(Rows from a dataset)
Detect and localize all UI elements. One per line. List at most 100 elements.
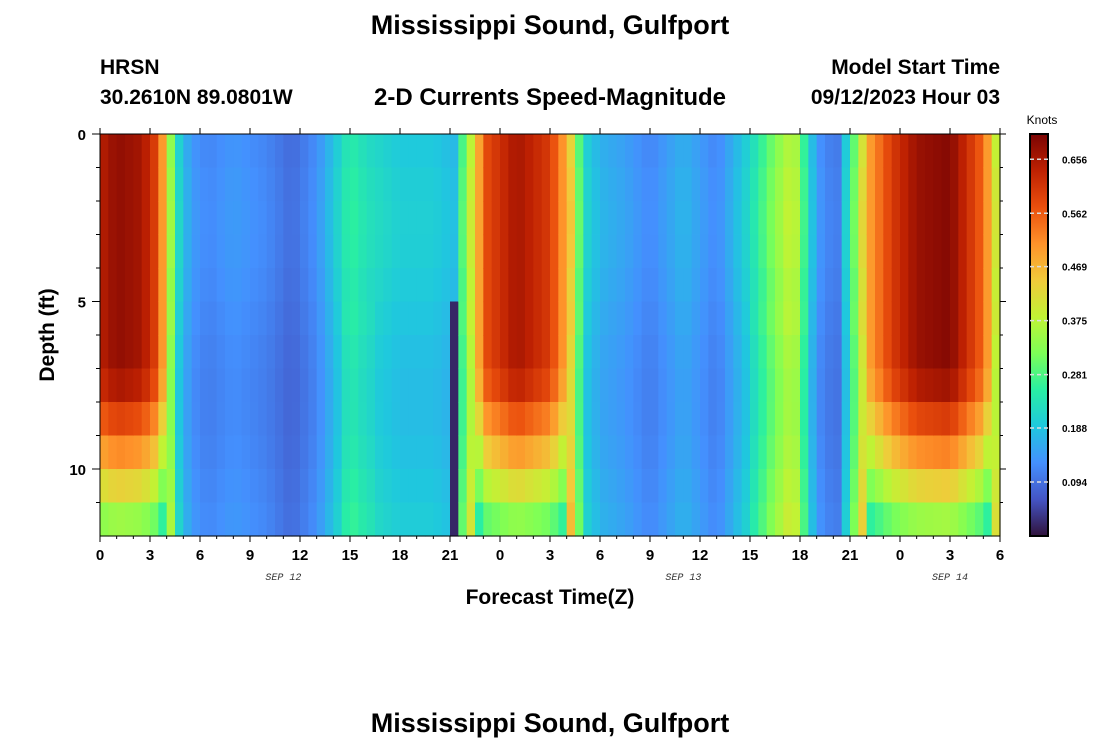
heatmap-cell bbox=[950, 234, 959, 269]
heatmap-cell bbox=[250, 134, 259, 169]
heatmap-cell bbox=[566, 234, 576, 269]
heatmap-cell bbox=[875, 201, 884, 236]
heatmap-cell bbox=[400, 301, 409, 336]
heatmap-cell bbox=[283, 201, 293, 236]
heatmap-cell bbox=[608, 435, 618, 470]
heatmap-cell bbox=[816, 301, 826, 336]
heatmap-cell bbox=[875, 167, 884, 202]
heatmap-cell bbox=[700, 469, 709, 504]
heatmap-cell bbox=[858, 234, 868, 269]
heatmap-cell bbox=[250, 167, 259, 202]
heatmap-cell bbox=[666, 368, 676, 403]
heatmap-cell bbox=[725, 268, 734, 303]
heatmap-cell bbox=[616, 301, 626, 336]
heatmap-cell bbox=[691, 201, 701, 236]
heatmap-cell bbox=[733, 134, 743, 169]
heatmap-cell bbox=[150, 435, 159, 470]
heatmap-cell bbox=[475, 502, 484, 537]
heatmap-cell bbox=[825, 335, 834, 370]
heatmap-cell bbox=[950, 134, 959, 169]
heatmap-cell bbox=[625, 301, 634, 336]
heatmap-cell bbox=[400, 435, 409, 470]
heatmap-cell bbox=[366, 234, 376, 269]
heatmap-cell bbox=[908, 301, 918, 336]
heatmap-cell bbox=[841, 201, 851, 236]
heatmap-cell bbox=[658, 201, 668, 236]
heatmap-cell bbox=[308, 502, 318, 537]
heatmap-cell bbox=[125, 335, 134, 370]
heatmap-cell bbox=[600, 134, 609, 169]
heatmap-cell bbox=[741, 301, 751, 336]
heatmap-cell bbox=[166, 268, 176, 303]
heatmap-cell bbox=[641, 167, 651, 202]
heatmap-cell bbox=[441, 201, 451, 236]
heatmap-cell bbox=[966, 502, 976, 537]
heatmap-cell bbox=[841, 234, 851, 269]
heatmap-cell bbox=[691, 167, 701, 202]
heatmap-cell bbox=[791, 134, 801, 169]
heatmap-cell bbox=[341, 134, 351, 169]
heatmap-cell bbox=[183, 469, 193, 504]
heatmap-cell bbox=[925, 201, 934, 236]
heatmap-cell bbox=[800, 502, 809, 537]
heatmap-cell bbox=[791, 368, 801, 403]
heatmap-cell bbox=[675, 402, 684, 437]
heatmap-cell bbox=[541, 234, 551, 269]
heatmap-cell bbox=[875, 502, 884, 537]
heatmap-cell bbox=[266, 167, 276, 202]
heatmap-cell bbox=[450, 234, 459, 269]
heatmap-cell bbox=[675, 201, 684, 236]
heatmap-cell bbox=[641, 368, 651, 403]
heatmap-cell bbox=[758, 201, 768, 236]
heatmap-cell bbox=[650, 134, 659, 169]
heatmap-cell bbox=[241, 268, 251, 303]
heatmap-cell bbox=[158, 201, 168, 236]
heatmap-cell bbox=[658, 402, 668, 437]
heatmap-cell bbox=[366, 402, 376, 437]
heatmap-cell bbox=[441, 268, 451, 303]
heatmap-cell bbox=[150, 201, 159, 236]
heatmap-cell bbox=[733, 201, 743, 236]
heatmap-cell bbox=[150, 368, 159, 403]
heatmap-cell bbox=[775, 469, 784, 504]
heatmap-cell bbox=[525, 435, 534, 470]
heatmap-cell bbox=[516, 502, 526, 537]
heatmap-cell bbox=[283, 134, 293, 169]
heatmap-cell bbox=[625, 435, 634, 470]
heatmap-cell bbox=[683, 201, 693, 236]
heatmap-cell bbox=[383, 368, 393, 403]
heatmap-cell bbox=[216, 301, 226, 336]
heatmap-cell bbox=[408, 469, 418, 504]
heatmap-cell bbox=[716, 201, 726, 236]
heatmap-cell bbox=[300, 469, 309, 504]
heatmap-cell bbox=[250, 368, 259, 403]
heatmap-cell bbox=[908, 234, 918, 269]
heatmap-cells bbox=[100, 134, 1001, 537]
heatmap-cell bbox=[658, 167, 668, 202]
heatmap-cell bbox=[866, 268, 876, 303]
heatmap-cell bbox=[433, 301, 443, 336]
heatmap-cell bbox=[500, 268, 509, 303]
heatmap-cell bbox=[358, 134, 368, 169]
heatmap-cell bbox=[216, 335, 226, 370]
heatmap-cell bbox=[466, 435, 476, 470]
heatmap-cell bbox=[108, 167, 118, 202]
heatmap-cell bbox=[516, 301, 526, 336]
heatmap-cell bbox=[108, 134, 118, 169]
heatmap-cell bbox=[258, 201, 268, 236]
heatmap-cell bbox=[175, 301, 184, 336]
heatmap-cell bbox=[658, 134, 668, 169]
heatmap-cell bbox=[583, 268, 593, 303]
heatmap-cell bbox=[183, 435, 193, 470]
heatmap-cell bbox=[458, 201, 468, 236]
heatmap-cell bbox=[883, 335, 893, 370]
heatmap-cell bbox=[741, 234, 751, 269]
heatmap-cell bbox=[616, 402, 626, 437]
heatmap-cell bbox=[600, 301, 609, 336]
heatmap-cell bbox=[258, 268, 268, 303]
heatmap-cell bbox=[300, 201, 309, 236]
heatmap-cell bbox=[666, 134, 676, 169]
heatmap-cell bbox=[383, 402, 393, 437]
heatmap-cell bbox=[158, 402, 168, 437]
heatmap-cell bbox=[408, 201, 418, 236]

Stated goal ▸ Recast the lines of the data as a numbered list with no blank lines, starting at the line containing "heatmap-cell bbox=[950, 234, 959, 269]" and ending at the line containing "heatmap-cell bbox=[908, 301, 918, 336]".

Output of the task ▸
1. heatmap-cell bbox=[950, 234, 959, 269]
2. heatmap-cell bbox=[250, 134, 259, 169]
3. heatmap-cell bbox=[566, 234, 576, 269]
4. heatmap-cell bbox=[875, 201, 884, 236]
5. heatmap-cell bbox=[400, 301, 409, 336]
6. heatmap-cell bbox=[283, 201, 293, 236]
7. heatmap-cell bbox=[608, 435, 618, 470]
8. heatmap-cell bbox=[816, 301, 826, 336]
9. heatmap-cell bbox=[875, 167, 884, 202]
10. heatmap-cell bbox=[700, 469, 709, 504]
11. heatmap-cell bbox=[858, 234, 868, 269]
12. heatmap-cell bbox=[250, 167, 259, 202]
13. heatmap-cell bbox=[666, 368, 676, 403]
14. heatmap-cell bbox=[725, 268, 734, 303]
15. heatmap-cell bbox=[616, 301, 626, 336]
16. heatmap-cell bbox=[691, 201, 701, 236]
17. heatmap-cell bbox=[733, 134, 743, 169]
18. heatmap-cell bbox=[150, 435, 159, 470]
19. heatmap-cell bbox=[475, 502, 484, 537]
20. heatmap-cell bbox=[825, 335, 834, 370]
21. heatmap-cell bbox=[950, 134, 959, 169]
22. heatmap-cell bbox=[625, 301, 634, 336]
23. heatmap-cell bbox=[400, 435, 409, 470]
24. heatmap-cell bbox=[366, 234, 376, 269]
25. heatmap-cell bbox=[908, 301, 918, 336]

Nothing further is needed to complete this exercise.